>>>

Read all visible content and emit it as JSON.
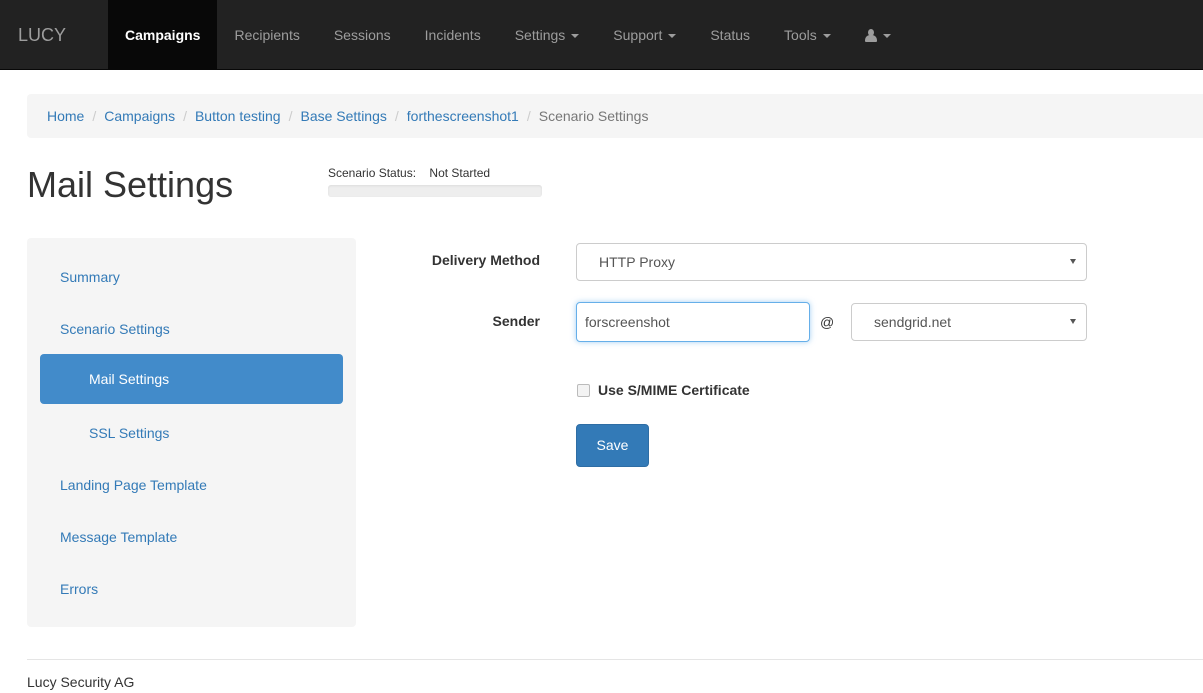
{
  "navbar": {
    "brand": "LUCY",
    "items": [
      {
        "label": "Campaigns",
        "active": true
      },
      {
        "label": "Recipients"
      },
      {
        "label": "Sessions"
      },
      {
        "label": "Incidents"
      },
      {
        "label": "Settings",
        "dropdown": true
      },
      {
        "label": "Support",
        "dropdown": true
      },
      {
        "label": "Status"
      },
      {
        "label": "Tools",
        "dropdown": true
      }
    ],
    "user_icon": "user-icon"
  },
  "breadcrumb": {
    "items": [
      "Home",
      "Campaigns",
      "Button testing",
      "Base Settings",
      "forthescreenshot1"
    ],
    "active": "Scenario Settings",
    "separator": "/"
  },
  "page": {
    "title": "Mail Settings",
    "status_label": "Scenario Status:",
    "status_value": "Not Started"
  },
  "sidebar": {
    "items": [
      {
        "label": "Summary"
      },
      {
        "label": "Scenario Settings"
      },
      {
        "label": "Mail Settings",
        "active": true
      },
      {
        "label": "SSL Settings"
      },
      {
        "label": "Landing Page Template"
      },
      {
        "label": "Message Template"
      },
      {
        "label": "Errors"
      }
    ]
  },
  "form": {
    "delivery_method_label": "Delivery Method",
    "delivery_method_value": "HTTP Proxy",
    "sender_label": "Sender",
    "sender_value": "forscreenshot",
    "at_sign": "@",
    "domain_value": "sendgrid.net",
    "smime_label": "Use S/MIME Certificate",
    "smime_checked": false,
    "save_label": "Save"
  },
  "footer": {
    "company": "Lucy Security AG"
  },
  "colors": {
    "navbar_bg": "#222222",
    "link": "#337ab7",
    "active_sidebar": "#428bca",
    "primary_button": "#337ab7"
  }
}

<<<
>>>

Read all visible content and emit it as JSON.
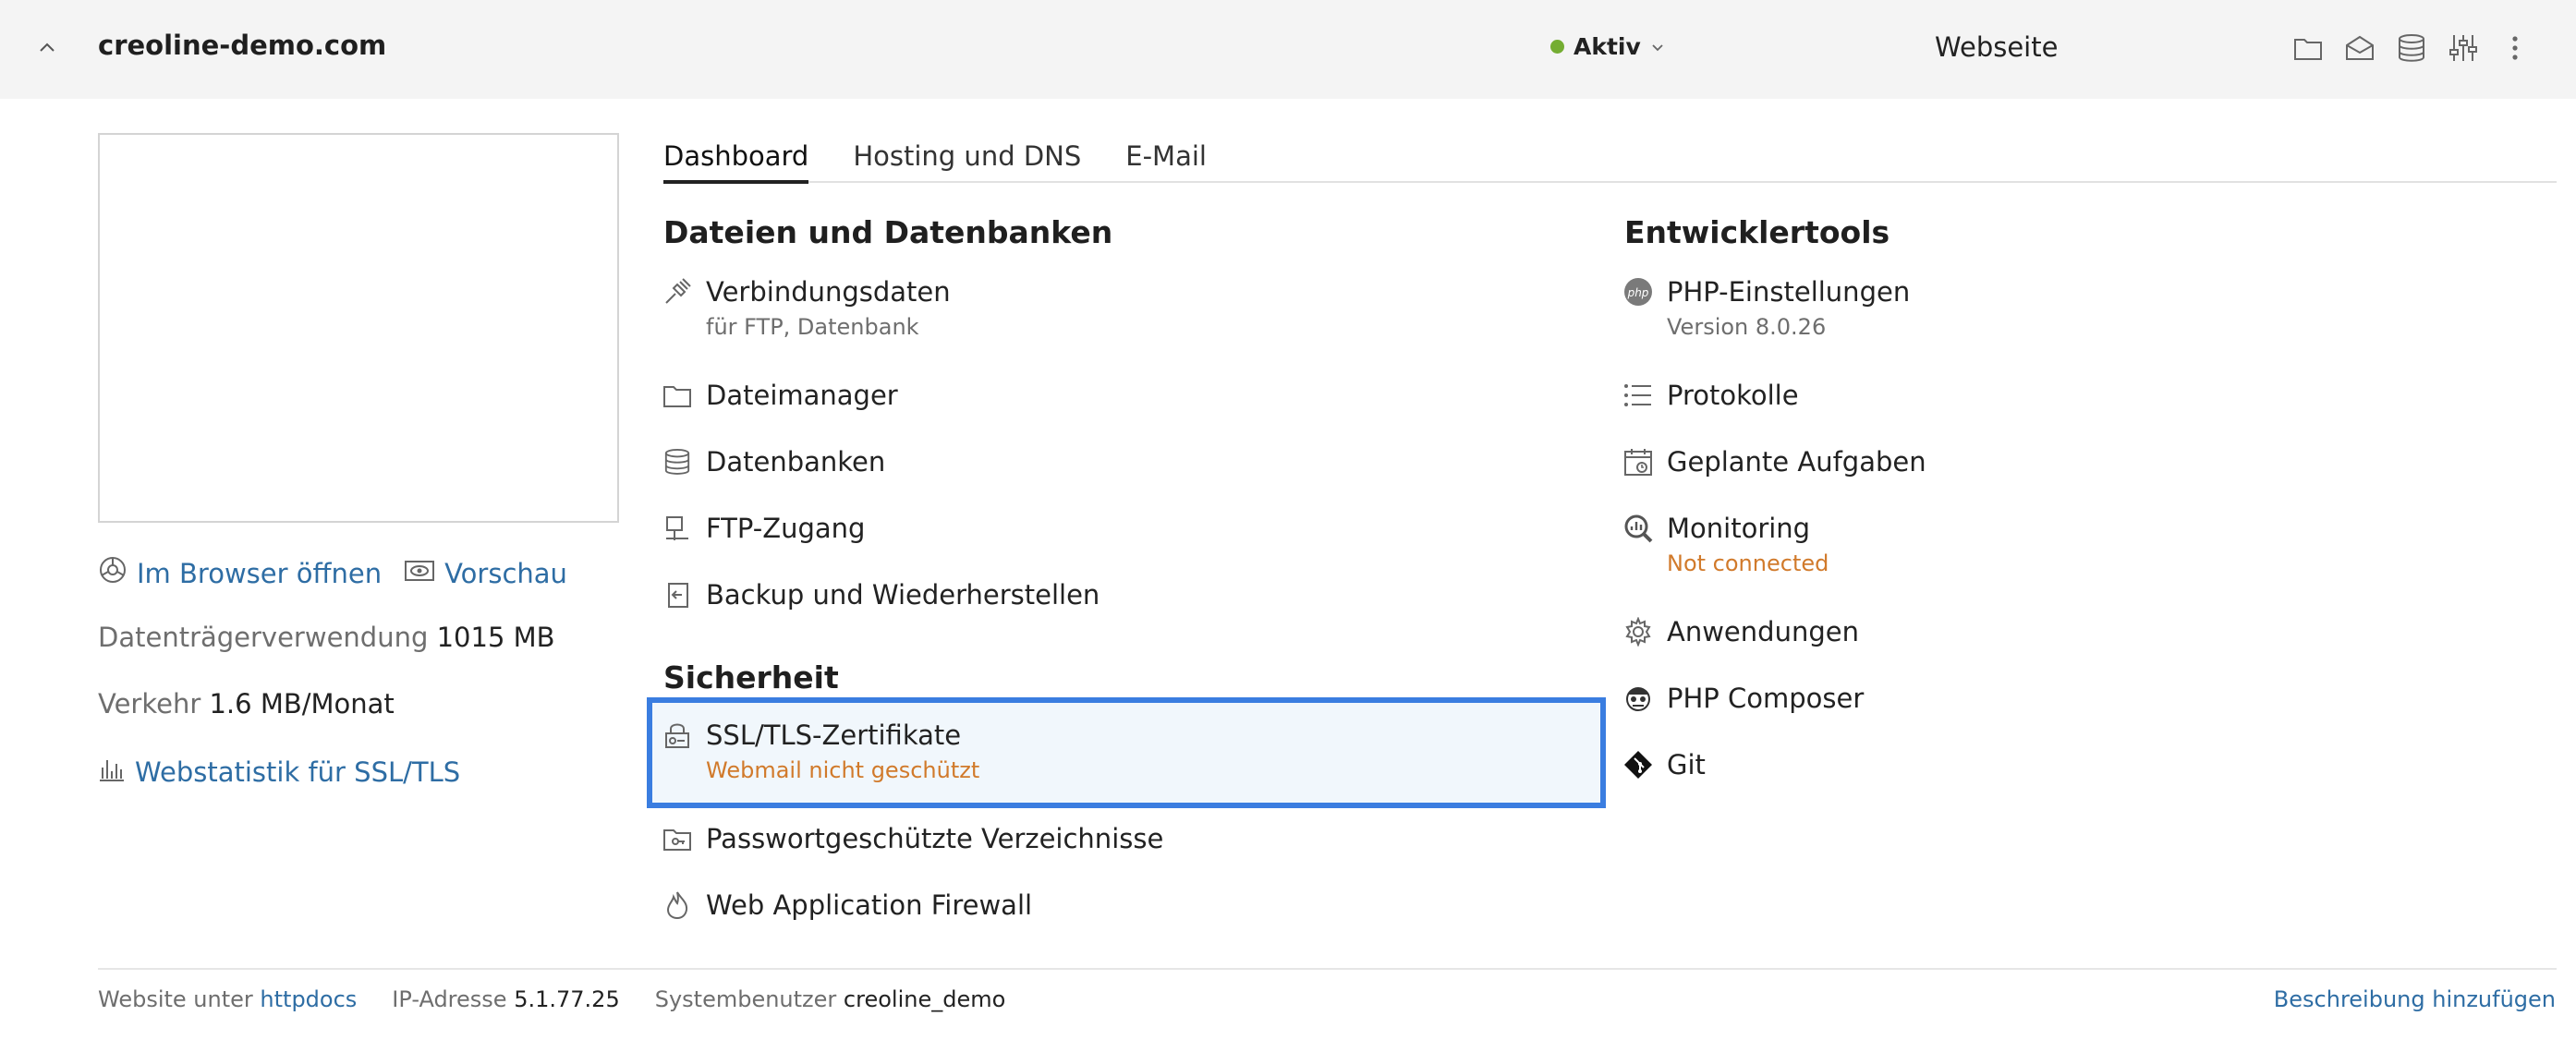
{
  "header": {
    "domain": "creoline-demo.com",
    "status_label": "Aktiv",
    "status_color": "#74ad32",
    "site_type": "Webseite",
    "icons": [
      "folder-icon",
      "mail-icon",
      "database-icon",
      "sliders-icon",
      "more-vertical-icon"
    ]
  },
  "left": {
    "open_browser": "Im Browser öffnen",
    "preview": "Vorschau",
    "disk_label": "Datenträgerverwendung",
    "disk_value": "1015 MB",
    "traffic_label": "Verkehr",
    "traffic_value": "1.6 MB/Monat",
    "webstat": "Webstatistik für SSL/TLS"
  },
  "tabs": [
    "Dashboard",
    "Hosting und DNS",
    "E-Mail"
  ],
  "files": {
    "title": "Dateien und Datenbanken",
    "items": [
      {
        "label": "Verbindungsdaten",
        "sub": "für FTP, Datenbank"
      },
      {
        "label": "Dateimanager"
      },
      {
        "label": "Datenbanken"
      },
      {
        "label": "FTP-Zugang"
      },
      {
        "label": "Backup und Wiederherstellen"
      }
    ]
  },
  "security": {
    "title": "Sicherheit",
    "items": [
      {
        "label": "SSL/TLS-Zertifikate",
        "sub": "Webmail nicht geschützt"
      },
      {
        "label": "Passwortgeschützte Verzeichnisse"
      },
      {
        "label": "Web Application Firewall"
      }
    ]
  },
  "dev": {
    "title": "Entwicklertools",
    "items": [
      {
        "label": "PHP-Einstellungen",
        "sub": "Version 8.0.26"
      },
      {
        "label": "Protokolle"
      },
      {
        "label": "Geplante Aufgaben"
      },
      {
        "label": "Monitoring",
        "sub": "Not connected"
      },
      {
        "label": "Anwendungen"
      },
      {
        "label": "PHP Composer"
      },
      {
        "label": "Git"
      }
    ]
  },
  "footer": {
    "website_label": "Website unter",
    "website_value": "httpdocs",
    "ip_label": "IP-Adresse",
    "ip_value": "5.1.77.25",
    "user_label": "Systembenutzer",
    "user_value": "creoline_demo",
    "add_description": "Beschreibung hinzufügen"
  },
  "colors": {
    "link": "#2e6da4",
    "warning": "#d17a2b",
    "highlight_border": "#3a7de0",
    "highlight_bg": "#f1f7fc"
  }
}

<<<

TASK DIRECTIONS. Which lines hold the word "Datenbanken"? Copy each of them from the records.

SOLUTION TO THIS PROBLEM.
    "title": "Dateien und Datenbanken",
        "label": "Datenbanken"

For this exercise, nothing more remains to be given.